* [Your task]:
Sort through the data and copy the lines holding the word "right".

* [Input data]:
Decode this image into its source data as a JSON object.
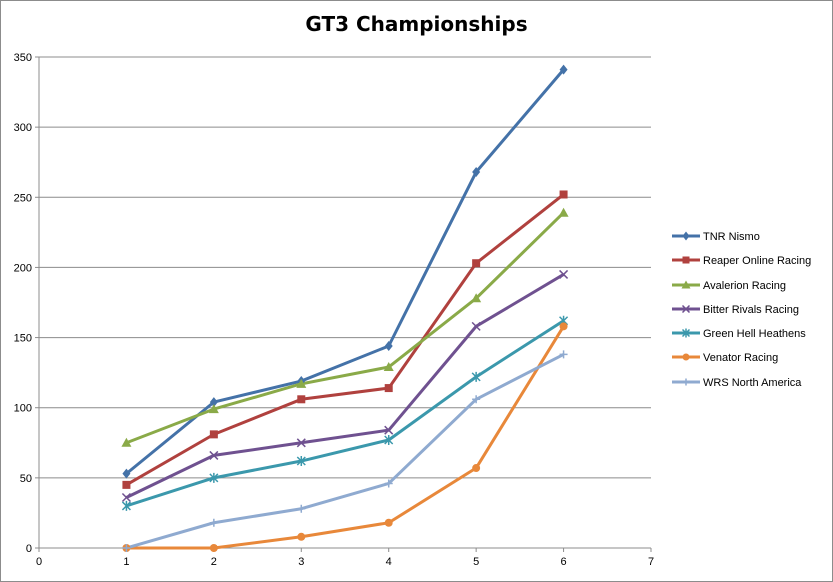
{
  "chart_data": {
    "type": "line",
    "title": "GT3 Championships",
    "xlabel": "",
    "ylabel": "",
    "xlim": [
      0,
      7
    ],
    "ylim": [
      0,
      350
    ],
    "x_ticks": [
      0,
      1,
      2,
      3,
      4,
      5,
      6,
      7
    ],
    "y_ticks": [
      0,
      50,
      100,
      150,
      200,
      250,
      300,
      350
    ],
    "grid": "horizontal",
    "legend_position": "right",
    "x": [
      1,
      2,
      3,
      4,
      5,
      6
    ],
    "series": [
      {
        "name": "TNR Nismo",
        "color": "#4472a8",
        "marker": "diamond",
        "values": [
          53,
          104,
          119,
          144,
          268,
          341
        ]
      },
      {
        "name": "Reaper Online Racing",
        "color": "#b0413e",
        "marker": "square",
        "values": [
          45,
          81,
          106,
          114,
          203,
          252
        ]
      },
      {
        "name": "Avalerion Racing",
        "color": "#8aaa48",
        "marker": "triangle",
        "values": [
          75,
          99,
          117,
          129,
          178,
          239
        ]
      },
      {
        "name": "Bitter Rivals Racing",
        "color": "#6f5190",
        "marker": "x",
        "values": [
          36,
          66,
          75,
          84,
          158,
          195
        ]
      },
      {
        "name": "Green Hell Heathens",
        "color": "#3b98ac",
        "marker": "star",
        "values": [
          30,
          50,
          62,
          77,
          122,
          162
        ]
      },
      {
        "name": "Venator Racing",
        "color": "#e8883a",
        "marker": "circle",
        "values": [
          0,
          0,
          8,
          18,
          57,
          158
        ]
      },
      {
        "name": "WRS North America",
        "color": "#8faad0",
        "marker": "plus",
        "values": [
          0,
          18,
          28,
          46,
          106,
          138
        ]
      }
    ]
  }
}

--

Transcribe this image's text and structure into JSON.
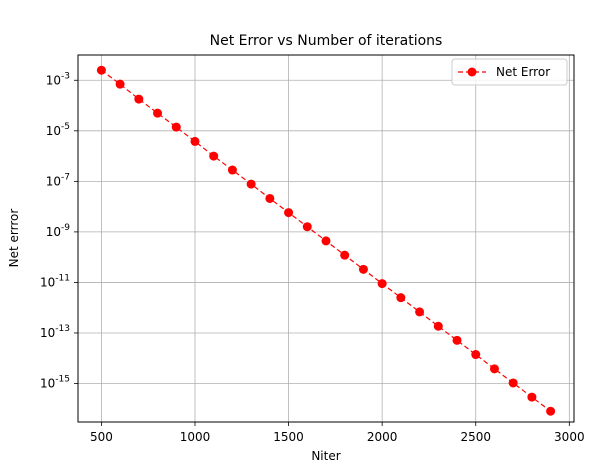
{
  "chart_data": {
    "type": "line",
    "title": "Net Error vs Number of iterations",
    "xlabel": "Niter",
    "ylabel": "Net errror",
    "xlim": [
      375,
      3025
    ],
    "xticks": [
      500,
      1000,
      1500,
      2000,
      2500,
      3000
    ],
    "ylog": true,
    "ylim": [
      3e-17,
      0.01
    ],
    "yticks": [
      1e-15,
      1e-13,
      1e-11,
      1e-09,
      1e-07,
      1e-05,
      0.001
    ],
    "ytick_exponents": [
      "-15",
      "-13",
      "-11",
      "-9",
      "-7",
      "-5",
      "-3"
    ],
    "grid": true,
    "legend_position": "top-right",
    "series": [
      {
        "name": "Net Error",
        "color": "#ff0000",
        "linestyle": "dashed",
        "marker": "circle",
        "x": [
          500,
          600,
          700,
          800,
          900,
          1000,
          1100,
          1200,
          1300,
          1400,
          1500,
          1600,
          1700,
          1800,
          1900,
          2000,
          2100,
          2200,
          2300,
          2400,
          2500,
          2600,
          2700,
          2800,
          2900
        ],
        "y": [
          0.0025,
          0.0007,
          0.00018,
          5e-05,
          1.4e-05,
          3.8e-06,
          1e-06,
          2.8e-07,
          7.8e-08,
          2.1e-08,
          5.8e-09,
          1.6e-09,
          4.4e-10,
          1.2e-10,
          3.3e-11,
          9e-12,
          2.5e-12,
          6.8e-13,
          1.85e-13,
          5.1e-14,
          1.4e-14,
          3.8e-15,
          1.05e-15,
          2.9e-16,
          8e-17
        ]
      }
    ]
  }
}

* [Final result]:
    "legend_position": "right",
    "legend_position": "top-right",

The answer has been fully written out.